:: AIM ::
Go through the listing below and list every line with "JSON".
::::::::::
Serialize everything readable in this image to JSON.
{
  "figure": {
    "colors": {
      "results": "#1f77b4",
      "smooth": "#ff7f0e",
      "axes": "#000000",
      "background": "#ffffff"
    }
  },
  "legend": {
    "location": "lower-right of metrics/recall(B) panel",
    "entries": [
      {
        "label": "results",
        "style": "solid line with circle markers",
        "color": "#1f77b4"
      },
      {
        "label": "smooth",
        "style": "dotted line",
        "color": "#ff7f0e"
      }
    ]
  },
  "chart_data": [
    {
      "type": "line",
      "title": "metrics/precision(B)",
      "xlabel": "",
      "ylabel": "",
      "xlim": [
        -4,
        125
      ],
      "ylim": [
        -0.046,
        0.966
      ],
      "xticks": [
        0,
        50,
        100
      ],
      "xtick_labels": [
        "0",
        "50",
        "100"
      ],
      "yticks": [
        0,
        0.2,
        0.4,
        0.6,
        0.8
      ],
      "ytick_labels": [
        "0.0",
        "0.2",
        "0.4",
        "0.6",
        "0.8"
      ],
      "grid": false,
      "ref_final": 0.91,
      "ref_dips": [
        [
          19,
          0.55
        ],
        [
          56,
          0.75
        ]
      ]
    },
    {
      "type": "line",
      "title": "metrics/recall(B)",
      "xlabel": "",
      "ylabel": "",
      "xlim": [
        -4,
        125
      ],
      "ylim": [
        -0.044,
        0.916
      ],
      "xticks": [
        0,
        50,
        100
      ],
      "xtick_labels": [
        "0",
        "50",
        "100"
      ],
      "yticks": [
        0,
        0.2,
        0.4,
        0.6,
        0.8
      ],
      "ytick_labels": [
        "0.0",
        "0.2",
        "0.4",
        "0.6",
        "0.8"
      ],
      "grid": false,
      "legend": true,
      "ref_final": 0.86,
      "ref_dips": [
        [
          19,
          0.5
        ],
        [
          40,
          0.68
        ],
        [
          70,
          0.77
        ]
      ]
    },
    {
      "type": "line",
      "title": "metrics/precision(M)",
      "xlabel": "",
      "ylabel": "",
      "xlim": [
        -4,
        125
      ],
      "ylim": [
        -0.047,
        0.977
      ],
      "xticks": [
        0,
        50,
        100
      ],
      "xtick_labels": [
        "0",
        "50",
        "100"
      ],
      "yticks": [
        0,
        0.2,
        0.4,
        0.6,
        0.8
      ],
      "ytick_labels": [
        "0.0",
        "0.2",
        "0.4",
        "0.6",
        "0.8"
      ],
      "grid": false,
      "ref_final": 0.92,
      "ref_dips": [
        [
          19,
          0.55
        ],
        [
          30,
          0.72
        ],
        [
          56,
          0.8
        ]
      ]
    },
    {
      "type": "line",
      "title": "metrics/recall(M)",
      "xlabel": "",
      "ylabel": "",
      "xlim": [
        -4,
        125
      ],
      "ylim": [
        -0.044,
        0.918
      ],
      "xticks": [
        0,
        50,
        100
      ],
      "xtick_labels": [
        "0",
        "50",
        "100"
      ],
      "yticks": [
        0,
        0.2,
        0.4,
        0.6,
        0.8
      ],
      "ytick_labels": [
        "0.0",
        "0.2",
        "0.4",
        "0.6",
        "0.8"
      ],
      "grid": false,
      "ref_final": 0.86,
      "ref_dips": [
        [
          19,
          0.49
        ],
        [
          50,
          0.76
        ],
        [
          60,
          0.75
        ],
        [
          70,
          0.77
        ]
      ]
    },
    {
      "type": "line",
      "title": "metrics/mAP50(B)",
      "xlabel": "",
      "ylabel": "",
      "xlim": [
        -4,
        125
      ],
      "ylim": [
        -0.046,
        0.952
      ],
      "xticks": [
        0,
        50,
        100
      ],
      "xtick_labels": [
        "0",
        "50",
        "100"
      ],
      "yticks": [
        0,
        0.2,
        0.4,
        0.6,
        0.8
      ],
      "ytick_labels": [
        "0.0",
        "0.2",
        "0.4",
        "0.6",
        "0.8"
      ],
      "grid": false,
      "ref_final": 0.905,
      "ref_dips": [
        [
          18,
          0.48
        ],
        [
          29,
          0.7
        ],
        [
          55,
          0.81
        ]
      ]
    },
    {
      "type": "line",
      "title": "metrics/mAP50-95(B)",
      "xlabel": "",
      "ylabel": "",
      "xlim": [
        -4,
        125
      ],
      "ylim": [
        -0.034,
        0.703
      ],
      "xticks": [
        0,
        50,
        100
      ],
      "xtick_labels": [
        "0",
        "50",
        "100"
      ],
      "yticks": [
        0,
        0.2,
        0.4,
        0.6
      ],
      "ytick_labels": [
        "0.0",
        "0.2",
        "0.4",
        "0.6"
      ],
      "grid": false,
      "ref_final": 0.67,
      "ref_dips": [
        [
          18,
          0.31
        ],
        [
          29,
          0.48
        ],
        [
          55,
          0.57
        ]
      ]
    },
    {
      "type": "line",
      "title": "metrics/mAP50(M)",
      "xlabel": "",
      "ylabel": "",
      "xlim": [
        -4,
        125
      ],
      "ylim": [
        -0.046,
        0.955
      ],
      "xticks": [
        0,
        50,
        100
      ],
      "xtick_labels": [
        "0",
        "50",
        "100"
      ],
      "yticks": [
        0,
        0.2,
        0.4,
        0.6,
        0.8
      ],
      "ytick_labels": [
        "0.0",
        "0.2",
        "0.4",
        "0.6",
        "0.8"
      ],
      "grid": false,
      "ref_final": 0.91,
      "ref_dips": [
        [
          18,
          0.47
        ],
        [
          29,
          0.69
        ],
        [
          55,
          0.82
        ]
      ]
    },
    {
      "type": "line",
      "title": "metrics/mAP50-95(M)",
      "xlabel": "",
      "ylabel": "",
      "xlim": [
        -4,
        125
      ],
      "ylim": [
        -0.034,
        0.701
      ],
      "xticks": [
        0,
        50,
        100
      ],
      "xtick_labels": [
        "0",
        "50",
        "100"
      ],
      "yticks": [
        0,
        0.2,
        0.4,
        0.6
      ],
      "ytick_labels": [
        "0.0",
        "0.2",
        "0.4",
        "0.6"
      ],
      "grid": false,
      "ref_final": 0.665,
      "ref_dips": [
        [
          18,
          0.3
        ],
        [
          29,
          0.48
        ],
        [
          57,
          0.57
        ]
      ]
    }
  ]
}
::::::::::
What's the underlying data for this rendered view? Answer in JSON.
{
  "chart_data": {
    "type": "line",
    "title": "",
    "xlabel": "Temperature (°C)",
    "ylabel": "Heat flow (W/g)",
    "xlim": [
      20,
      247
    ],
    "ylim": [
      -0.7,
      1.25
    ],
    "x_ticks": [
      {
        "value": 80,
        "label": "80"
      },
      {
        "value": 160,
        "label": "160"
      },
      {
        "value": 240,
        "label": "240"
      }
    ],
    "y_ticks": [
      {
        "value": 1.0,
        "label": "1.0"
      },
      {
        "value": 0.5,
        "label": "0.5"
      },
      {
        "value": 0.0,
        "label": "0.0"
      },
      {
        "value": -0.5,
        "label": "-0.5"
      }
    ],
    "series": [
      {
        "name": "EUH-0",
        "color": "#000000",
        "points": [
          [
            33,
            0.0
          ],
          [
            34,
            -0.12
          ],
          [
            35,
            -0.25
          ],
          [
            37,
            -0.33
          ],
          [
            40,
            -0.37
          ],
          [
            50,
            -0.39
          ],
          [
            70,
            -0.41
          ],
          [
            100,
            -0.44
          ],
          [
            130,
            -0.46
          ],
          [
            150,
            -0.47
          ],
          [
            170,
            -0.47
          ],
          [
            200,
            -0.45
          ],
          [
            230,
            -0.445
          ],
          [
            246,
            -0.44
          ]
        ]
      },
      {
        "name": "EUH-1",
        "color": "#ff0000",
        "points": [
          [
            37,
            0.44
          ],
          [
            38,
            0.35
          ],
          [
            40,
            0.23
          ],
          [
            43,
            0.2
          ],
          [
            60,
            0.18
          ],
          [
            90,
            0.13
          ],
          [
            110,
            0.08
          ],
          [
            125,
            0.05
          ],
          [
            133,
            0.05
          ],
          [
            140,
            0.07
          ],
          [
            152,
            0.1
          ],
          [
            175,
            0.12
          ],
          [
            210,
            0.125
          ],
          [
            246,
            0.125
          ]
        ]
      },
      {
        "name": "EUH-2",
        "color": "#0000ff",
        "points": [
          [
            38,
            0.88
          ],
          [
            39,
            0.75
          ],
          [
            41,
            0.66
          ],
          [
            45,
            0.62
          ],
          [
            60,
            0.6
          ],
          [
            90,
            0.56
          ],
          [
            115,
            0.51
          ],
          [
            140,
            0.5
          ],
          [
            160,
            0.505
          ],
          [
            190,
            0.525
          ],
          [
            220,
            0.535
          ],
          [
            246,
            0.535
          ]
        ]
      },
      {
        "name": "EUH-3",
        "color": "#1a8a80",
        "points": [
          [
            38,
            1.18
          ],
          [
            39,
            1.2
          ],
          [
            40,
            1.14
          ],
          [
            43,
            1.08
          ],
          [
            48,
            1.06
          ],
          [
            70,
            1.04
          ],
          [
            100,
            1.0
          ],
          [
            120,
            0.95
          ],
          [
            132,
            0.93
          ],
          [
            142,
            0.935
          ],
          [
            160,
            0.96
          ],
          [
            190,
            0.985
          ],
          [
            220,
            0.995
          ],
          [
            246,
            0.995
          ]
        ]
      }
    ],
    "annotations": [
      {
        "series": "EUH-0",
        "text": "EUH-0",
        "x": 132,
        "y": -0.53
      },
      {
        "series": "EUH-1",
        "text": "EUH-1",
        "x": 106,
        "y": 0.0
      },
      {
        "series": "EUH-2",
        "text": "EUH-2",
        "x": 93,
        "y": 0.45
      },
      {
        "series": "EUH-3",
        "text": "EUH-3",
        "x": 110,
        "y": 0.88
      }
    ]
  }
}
::::::::::
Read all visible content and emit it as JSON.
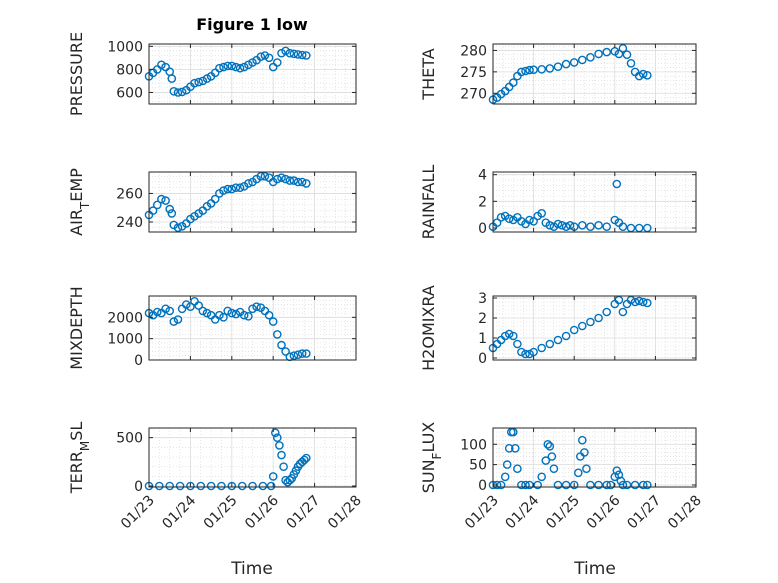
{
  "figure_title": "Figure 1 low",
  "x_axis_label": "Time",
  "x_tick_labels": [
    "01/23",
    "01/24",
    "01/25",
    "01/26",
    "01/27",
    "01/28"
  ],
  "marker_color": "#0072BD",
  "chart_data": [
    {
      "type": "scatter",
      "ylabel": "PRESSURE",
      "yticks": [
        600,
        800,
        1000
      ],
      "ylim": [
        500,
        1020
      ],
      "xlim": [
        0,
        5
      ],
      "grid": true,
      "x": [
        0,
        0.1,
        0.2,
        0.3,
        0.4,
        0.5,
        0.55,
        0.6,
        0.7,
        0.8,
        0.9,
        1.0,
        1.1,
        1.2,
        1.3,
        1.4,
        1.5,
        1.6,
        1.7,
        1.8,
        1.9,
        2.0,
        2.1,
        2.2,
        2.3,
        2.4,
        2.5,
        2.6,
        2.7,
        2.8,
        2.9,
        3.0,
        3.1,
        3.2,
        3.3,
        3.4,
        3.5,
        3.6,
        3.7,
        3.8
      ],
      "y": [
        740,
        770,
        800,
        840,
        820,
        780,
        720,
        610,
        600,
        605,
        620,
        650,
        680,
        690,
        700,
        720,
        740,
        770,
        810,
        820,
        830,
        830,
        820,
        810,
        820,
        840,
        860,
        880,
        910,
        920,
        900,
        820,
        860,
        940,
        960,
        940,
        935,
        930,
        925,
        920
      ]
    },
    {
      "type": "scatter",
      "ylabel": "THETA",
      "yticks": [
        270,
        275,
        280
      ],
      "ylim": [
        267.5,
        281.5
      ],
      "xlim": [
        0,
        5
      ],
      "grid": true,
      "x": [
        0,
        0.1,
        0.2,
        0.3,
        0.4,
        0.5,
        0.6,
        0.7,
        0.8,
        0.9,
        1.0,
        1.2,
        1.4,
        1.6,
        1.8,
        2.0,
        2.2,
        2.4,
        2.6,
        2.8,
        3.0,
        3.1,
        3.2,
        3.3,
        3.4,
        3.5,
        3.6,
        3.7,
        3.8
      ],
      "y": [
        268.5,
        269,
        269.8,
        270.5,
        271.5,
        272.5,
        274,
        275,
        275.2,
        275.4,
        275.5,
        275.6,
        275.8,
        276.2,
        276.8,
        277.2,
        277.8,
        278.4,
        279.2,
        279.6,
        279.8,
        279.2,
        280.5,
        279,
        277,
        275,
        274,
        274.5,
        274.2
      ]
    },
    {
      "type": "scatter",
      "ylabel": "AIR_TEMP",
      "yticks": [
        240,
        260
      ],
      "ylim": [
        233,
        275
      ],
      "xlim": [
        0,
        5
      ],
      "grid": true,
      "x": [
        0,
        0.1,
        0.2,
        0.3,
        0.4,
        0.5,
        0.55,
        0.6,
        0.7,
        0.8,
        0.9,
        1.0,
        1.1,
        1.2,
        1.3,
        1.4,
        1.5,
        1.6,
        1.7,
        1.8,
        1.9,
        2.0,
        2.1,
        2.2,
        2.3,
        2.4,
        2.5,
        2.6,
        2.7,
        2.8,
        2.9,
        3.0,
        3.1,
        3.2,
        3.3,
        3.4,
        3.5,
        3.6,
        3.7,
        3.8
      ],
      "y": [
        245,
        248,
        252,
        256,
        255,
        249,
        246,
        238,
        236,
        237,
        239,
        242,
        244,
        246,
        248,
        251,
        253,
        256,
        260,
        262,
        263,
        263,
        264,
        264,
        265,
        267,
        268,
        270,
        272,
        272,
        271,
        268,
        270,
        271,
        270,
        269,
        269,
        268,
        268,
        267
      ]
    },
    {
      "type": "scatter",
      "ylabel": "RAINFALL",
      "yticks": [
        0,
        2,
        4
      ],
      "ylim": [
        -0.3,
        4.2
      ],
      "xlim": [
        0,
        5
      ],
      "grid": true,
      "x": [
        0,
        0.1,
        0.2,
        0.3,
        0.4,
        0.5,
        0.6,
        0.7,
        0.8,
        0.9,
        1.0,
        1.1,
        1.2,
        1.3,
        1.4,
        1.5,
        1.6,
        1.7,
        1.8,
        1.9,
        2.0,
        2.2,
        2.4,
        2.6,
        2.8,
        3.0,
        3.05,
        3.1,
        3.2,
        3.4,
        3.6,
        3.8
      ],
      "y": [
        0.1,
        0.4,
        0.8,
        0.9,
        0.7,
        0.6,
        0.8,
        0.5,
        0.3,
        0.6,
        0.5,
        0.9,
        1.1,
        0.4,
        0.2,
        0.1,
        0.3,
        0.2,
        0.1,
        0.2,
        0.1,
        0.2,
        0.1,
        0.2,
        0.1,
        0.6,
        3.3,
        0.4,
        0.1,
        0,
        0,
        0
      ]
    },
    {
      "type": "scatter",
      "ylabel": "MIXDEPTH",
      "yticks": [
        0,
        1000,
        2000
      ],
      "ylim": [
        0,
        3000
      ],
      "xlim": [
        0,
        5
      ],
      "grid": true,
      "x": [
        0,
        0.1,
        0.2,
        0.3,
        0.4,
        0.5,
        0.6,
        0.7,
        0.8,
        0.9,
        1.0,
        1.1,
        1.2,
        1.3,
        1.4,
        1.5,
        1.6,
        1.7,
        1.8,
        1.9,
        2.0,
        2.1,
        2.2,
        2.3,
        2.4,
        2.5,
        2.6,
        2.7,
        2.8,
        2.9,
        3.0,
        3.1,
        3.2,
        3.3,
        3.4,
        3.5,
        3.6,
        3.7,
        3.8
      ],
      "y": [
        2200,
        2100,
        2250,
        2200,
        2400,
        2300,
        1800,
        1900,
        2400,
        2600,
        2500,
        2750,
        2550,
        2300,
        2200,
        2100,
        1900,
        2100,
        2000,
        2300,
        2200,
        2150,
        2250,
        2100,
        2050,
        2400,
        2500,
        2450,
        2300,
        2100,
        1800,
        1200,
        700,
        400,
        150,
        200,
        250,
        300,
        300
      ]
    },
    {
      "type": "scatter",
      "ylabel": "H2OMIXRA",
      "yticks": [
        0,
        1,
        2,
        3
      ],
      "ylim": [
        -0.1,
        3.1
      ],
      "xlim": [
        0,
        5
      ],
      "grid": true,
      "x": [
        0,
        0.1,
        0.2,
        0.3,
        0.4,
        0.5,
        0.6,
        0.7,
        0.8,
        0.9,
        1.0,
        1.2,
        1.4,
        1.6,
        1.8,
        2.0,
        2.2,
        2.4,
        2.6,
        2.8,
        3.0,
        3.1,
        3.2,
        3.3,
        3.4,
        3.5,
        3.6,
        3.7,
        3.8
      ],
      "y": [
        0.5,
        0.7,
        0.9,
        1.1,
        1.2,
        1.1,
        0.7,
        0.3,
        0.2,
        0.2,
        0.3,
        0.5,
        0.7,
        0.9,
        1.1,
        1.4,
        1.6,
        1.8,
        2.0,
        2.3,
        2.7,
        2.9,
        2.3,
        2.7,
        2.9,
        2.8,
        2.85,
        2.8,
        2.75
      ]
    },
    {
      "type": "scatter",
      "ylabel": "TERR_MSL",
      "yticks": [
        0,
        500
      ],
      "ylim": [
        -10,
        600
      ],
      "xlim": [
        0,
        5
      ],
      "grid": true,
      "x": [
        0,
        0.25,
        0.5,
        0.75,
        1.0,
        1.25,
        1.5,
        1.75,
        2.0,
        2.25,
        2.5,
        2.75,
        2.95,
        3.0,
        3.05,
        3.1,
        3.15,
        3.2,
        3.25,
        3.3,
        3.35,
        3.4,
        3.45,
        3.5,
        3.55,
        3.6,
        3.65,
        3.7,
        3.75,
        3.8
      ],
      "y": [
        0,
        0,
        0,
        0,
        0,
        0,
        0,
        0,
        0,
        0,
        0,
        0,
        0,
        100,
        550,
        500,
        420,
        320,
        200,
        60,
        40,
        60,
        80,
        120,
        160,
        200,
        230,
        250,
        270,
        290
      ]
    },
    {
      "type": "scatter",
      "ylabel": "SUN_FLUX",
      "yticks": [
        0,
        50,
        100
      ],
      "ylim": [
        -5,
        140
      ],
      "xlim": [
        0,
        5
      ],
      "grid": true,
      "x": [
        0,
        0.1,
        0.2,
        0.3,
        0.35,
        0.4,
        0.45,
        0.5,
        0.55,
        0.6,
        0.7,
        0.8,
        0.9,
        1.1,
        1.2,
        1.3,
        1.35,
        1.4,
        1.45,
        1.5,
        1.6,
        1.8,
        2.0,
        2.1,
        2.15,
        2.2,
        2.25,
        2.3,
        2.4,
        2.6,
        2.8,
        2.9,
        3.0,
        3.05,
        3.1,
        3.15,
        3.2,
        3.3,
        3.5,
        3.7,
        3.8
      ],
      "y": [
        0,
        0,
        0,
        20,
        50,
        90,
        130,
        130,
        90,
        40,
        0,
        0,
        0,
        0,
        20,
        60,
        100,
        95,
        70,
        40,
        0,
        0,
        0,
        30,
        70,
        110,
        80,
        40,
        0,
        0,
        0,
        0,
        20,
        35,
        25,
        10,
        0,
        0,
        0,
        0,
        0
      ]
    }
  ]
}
::::::::::
:: WRITTEN SOLUTION ::
Serialize everything readable in this image to JSON.
What's the underlying data for this rendered view? Answer in JSON.
Read all visible content and emit it as JSON.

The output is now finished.